Show every line below where "title" can be found.
====
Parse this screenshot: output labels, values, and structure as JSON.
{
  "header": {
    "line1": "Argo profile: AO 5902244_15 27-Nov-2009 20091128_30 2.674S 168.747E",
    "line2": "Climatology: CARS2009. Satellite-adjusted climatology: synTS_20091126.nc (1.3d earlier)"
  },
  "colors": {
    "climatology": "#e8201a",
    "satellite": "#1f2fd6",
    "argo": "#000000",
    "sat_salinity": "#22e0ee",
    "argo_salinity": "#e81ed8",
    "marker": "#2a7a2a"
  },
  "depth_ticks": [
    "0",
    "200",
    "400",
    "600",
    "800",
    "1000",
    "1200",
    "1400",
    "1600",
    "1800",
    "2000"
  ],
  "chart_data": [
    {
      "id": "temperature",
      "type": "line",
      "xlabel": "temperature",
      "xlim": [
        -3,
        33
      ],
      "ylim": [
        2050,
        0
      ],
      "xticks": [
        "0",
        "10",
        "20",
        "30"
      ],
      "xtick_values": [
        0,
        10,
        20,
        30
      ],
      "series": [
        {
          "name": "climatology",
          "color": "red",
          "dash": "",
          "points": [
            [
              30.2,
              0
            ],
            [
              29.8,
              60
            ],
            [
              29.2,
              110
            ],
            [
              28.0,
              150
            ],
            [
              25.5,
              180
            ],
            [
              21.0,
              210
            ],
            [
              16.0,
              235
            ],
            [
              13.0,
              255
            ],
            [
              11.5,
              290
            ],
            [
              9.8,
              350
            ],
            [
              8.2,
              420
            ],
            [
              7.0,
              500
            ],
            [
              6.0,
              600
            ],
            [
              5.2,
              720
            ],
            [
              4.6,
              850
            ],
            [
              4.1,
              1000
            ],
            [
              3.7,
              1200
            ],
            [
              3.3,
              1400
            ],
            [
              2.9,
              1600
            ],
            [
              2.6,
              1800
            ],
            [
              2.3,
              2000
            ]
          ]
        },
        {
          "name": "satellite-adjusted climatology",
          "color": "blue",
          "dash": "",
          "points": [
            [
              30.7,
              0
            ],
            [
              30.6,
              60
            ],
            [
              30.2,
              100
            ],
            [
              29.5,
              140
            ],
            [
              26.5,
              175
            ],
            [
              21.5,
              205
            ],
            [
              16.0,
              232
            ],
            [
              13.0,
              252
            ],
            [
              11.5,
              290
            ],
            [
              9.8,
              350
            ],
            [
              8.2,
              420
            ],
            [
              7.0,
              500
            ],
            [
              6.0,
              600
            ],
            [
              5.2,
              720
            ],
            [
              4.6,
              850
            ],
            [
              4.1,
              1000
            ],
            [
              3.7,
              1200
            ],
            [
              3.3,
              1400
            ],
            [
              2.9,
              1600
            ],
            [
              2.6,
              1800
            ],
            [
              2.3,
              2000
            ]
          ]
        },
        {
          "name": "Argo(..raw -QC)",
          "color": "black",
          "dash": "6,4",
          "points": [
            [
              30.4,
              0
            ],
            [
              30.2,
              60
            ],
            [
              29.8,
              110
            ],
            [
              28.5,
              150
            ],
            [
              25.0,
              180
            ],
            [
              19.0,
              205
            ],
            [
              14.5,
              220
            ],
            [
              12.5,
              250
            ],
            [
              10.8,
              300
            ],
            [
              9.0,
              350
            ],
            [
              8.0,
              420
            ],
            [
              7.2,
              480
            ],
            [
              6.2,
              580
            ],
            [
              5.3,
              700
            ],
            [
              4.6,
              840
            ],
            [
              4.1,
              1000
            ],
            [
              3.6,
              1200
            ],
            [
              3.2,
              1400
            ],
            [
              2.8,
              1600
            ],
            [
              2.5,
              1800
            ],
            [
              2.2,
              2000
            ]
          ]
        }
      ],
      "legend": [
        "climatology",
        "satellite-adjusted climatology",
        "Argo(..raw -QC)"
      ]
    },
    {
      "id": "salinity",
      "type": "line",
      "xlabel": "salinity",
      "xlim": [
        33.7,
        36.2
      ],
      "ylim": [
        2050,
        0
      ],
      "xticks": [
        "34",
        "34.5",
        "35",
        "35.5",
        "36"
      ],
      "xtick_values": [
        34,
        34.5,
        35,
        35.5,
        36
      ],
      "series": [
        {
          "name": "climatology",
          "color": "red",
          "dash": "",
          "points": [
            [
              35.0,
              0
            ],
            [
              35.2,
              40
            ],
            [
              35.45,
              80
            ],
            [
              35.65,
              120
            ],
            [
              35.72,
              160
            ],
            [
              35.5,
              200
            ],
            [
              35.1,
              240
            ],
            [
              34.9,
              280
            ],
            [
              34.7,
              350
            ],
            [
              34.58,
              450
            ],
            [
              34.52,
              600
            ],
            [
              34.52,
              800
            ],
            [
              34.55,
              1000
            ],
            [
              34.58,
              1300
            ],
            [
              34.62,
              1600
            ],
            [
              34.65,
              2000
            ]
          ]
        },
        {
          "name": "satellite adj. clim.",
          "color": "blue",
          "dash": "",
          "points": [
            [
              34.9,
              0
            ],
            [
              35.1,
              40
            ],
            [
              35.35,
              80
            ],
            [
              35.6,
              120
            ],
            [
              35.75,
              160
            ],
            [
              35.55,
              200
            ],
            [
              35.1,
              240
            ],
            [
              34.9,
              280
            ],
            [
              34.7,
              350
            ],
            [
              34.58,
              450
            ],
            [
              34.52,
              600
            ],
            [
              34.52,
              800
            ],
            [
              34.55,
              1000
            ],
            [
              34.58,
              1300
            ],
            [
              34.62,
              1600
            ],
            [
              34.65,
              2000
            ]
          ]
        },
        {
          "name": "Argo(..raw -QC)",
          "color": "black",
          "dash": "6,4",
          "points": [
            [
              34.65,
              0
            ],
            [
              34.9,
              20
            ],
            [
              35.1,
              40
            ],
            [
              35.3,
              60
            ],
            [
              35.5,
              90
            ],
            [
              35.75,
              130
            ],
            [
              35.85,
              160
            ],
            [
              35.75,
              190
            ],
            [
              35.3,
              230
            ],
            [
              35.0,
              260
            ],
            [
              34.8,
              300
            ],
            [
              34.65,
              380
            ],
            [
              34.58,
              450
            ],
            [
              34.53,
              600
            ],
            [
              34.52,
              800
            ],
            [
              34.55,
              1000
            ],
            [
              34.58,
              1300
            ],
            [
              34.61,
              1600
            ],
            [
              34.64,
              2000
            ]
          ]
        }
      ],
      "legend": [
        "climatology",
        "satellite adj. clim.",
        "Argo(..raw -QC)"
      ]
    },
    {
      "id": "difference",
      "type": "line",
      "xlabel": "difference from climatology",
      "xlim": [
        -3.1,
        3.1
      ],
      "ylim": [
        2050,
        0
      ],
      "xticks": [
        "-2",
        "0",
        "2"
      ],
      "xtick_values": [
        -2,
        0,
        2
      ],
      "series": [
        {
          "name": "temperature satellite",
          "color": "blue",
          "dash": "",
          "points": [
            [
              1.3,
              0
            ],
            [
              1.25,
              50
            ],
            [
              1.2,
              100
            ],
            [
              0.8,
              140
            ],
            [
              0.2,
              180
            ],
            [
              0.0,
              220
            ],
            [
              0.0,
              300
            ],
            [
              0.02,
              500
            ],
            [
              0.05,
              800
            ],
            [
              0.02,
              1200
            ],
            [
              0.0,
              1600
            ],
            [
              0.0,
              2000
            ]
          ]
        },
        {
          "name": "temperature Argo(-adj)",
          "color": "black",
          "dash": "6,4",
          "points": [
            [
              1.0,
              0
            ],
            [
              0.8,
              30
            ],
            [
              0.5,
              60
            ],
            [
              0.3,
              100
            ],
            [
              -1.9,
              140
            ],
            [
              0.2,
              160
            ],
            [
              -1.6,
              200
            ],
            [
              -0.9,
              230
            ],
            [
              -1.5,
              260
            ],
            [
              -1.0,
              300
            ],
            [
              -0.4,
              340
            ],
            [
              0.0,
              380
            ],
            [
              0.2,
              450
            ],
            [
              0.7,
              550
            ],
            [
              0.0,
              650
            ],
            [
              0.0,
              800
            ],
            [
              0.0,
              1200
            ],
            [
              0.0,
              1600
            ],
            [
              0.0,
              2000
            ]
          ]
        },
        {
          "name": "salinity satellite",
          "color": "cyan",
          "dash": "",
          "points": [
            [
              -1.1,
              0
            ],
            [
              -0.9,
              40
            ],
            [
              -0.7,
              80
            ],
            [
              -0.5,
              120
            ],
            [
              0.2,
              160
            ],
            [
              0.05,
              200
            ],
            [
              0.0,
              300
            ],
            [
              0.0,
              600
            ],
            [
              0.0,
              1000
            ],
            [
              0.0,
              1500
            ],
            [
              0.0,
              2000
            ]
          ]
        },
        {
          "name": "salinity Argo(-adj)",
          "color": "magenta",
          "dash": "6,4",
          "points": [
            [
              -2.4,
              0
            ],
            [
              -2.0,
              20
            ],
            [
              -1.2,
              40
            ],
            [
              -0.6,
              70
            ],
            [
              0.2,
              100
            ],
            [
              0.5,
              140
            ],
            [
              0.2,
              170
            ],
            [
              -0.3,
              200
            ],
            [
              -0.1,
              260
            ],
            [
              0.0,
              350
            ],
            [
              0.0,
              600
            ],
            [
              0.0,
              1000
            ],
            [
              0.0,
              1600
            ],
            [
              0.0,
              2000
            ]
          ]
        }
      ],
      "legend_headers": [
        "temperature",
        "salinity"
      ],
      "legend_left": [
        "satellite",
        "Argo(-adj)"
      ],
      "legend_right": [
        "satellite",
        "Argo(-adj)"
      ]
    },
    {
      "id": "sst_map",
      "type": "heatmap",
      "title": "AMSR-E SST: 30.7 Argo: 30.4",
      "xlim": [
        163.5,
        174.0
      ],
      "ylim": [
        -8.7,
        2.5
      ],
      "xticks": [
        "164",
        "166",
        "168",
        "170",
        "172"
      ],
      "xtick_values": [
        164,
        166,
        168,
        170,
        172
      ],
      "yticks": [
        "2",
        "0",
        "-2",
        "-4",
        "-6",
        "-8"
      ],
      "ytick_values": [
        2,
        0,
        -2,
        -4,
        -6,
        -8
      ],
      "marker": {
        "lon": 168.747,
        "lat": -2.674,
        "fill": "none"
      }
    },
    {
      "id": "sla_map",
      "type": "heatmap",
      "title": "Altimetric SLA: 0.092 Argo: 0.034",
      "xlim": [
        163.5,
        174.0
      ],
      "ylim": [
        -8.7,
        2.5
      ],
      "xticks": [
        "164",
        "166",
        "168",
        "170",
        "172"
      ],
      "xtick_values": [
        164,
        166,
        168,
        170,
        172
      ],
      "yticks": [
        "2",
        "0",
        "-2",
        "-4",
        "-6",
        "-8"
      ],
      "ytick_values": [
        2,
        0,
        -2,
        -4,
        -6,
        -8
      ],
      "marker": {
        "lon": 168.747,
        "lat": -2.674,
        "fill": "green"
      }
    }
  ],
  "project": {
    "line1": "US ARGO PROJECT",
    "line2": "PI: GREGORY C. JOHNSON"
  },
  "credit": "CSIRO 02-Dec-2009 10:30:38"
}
====
- [CORRECT RESPONSE]:
      "title": "AMSR-E SST: 30.7 Argo: 30.4",
      "title": "Altimetric SLA: 0.092 Argo: 0.034",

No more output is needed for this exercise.